## start Supplied entries

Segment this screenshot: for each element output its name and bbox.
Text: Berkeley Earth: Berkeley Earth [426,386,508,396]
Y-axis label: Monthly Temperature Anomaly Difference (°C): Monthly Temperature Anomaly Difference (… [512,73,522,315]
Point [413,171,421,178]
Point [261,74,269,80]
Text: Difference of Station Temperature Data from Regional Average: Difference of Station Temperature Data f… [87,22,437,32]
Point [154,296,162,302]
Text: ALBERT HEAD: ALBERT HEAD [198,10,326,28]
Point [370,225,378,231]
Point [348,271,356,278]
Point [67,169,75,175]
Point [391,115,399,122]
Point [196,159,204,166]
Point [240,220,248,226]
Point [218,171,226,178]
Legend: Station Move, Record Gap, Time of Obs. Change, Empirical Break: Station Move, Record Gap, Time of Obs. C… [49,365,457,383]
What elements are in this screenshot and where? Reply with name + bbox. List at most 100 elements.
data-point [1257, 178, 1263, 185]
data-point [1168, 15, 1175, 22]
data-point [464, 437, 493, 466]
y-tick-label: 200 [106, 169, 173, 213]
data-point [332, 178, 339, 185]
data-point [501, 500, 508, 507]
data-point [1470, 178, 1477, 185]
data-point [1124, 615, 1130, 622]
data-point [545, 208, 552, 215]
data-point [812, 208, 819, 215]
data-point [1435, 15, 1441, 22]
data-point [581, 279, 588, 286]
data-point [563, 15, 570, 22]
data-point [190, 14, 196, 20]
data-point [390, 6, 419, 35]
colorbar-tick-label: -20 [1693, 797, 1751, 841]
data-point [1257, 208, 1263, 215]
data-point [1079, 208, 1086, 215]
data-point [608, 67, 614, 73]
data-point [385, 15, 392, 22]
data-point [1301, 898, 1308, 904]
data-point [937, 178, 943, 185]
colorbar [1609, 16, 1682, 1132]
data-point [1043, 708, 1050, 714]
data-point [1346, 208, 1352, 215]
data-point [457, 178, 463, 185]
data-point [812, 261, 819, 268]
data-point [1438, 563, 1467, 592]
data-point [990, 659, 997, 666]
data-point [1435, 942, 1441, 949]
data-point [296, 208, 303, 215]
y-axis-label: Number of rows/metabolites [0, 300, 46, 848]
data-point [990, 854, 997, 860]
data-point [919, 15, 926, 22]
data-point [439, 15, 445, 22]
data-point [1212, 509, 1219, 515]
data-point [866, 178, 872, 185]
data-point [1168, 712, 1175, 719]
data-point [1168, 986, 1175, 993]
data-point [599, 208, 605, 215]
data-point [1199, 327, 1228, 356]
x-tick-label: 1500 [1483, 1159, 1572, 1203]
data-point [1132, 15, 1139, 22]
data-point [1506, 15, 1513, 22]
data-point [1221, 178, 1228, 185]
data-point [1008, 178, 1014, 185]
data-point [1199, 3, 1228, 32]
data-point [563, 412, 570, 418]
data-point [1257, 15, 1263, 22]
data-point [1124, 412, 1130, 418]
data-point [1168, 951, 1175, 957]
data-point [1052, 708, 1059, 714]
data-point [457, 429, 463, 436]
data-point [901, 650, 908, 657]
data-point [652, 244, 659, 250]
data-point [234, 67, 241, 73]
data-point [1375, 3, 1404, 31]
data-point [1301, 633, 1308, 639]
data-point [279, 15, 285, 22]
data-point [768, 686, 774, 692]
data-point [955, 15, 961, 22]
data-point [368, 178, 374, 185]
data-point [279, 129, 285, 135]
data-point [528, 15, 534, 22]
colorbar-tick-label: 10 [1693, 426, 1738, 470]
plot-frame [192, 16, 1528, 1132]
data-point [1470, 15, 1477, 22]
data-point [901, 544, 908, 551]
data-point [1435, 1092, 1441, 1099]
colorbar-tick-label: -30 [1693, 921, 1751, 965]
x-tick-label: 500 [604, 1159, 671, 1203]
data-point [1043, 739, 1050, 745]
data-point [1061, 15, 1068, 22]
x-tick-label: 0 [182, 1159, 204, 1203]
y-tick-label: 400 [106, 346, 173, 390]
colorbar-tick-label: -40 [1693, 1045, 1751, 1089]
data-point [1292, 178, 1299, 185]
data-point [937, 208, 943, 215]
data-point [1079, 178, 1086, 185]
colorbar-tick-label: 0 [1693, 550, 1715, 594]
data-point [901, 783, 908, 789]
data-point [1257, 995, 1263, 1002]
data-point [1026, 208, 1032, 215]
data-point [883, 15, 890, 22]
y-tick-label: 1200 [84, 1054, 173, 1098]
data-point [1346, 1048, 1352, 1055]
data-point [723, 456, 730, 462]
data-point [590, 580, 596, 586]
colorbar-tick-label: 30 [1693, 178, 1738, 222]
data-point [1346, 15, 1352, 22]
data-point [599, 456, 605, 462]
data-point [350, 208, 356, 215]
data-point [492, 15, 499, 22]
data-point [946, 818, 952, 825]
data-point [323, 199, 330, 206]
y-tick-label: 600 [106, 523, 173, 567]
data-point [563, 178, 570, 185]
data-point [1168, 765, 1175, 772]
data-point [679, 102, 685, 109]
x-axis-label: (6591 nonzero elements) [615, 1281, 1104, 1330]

## end Supplied entries

Task description:
Copy all of the rows above character for character, in the same order and with nothing added.

Finished exercise:
Segment this screenshot: for each element output its name and bbox.
Text: Berkeley Earth: Berkeley Earth [426,386,508,396]
Y-axis label: Monthly Temperature Anomaly Difference (°C): Monthly Temperature Anomaly Difference (… [512,73,522,315]
Point [413,171,421,178]
Point [261,74,269,80]
Text: Difference of Station Temperature Data from Regional Average: Difference of Station Temperature Data f… [87,22,437,32]
Point [154,296,162,302]
Text: ALBERT HEAD: ALBERT HEAD [198,10,326,28]
Point [370,225,378,231]
Point [348,271,356,278]
Point [67,169,75,175]
Point [391,115,399,122]
Point [196,159,204,166]
Point [240,220,248,226]
Point [218,171,226,178]
Legend: Station Move, Record Gap, Time of Obs. Change, Empirical Break: Station Move, Record Gap, Time of Obs. C… [49,365,457,383]
What elements are in this screenshot and where? Reply with name + bbox. List at most 100 elements.
data-point [1257, 178, 1263, 185]
data-point [1168, 15, 1175, 22]
data-point [464, 437, 493, 466]
y-tick-label: 200 [106, 169, 173, 213]
data-point [332, 178, 339, 185]
data-point [501, 500, 508, 507]
data-point [1470, 178, 1477, 185]
data-point [1124, 615, 1130, 622]
data-point [545, 208, 552, 215]
data-point [812, 208, 819, 215]
data-point [1435, 15, 1441, 22]
data-point [581, 279, 588, 286]
data-point [563, 15, 570, 22]
data-point [190, 14, 196, 20]
data-point [390, 6, 419, 35]
colorbar-tick-label: -20 [1693, 797, 1751, 841]
data-point [1257, 208, 1263, 215]
data-point [1079, 208, 1086, 215]
data-point [608, 67, 614, 73]
data-point [385, 15, 392, 22]
data-point [1301, 898, 1308, 904]
data-point [937, 178, 943, 185]
colorbar [1609, 16, 1682, 1132]
data-point [1043, 708, 1050, 714]
data-point [1346, 208, 1352, 215]
data-point [457, 178, 463, 185]
data-point [812, 261, 819, 268]
data-point [1438, 563, 1467, 592]
data-point [990, 659, 997, 666]
data-point [1435, 942, 1441, 949]
data-point [296, 208, 303, 215]
y-axis-label: Number of rows/metabolites [0, 300, 46, 848]
data-point [990, 854, 997, 860]
data-point [919, 15, 926, 22]
data-point [439, 15, 445, 22]
data-point [1212, 509, 1219, 515]
data-point [866, 178, 872, 185]
data-point [1168, 712, 1175, 719]
data-point [1168, 986, 1175, 993]
data-point [599, 208, 605, 215]
data-point [1199, 327, 1228, 356]
x-tick-label: 1500 [1483, 1159, 1572, 1203]
data-point [1132, 15, 1139, 22]
data-point [1506, 15, 1513, 22]
data-point [1221, 178, 1228, 185]
data-point [1008, 178, 1014, 185]
data-point [1199, 3, 1228, 32]
data-point [563, 412, 570, 418]
data-point [1257, 15, 1263, 22]
data-point [1124, 412, 1130, 418]
data-point [1168, 951, 1175, 957]
data-point [1052, 708, 1059, 714]
data-point [457, 429, 463, 436]
data-point [901, 650, 908, 657]
data-point [652, 244, 659, 250]
data-point [234, 67, 241, 73]
data-point [1375, 3, 1404, 31]
data-point [1301, 633, 1308, 639]
data-point [279, 15, 285, 22]
data-point [768, 686, 774, 692]
data-point [955, 15, 961, 22]
data-point [368, 178, 374, 185]
data-point [279, 129, 285, 135]
data-point [528, 15, 534, 22]
colorbar-tick-label: 10 [1693, 426, 1738, 470]
plot-frame [192, 16, 1528, 1132]
data-point [1470, 15, 1477, 22]
data-point [901, 544, 908, 551]
data-point [1435, 1092, 1441, 1099]
colorbar-tick-label: -30 [1693, 921, 1751, 965]
x-tick-label: 500 [604, 1159, 671, 1203]
data-point [1043, 739, 1050, 745]
data-point [1061, 15, 1068, 22]
x-tick-label: 0 [182, 1159, 204, 1203]
y-tick-label: 400 [106, 346, 173, 390]
colorbar-tick-label: -40 [1693, 1045, 1751, 1089]
data-point [1292, 178, 1299, 185]
data-point [937, 208, 943, 215]
data-point [1079, 178, 1086, 185]
colorbar-tick-label: 0 [1693, 550, 1715, 594]
data-point [901, 783, 908, 789]
data-point [1257, 995, 1263, 1002]
data-point [1026, 208, 1032, 215]
data-point [883, 15, 890, 22]
y-tick-label: 1200 [84, 1054, 173, 1098]
data-point [1346, 1048, 1352, 1055]
data-point [723, 456, 730, 462]
data-point [590, 580, 596, 586]
colorbar-tick-label: 30 [1693, 178, 1738, 222]
data-point [1346, 15, 1352, 22]
data-point [599, 456, 605, 462]
data-point [350, 208, 356, 215]
data-point [492, 15, 499, 22]
data-point [946, 818, 952, 825]
data-point [323, 199, 330, 206]
y-tick-label: 600 [106, 523, 173, 567]
data-point [563, 178, 570, 185]
data-point [1168, 765, 1175, 772]
data-point [679, 102, 685, 109]
x-axis-label: (6591 nonzero elements) [615, 1281, 1104, 1330]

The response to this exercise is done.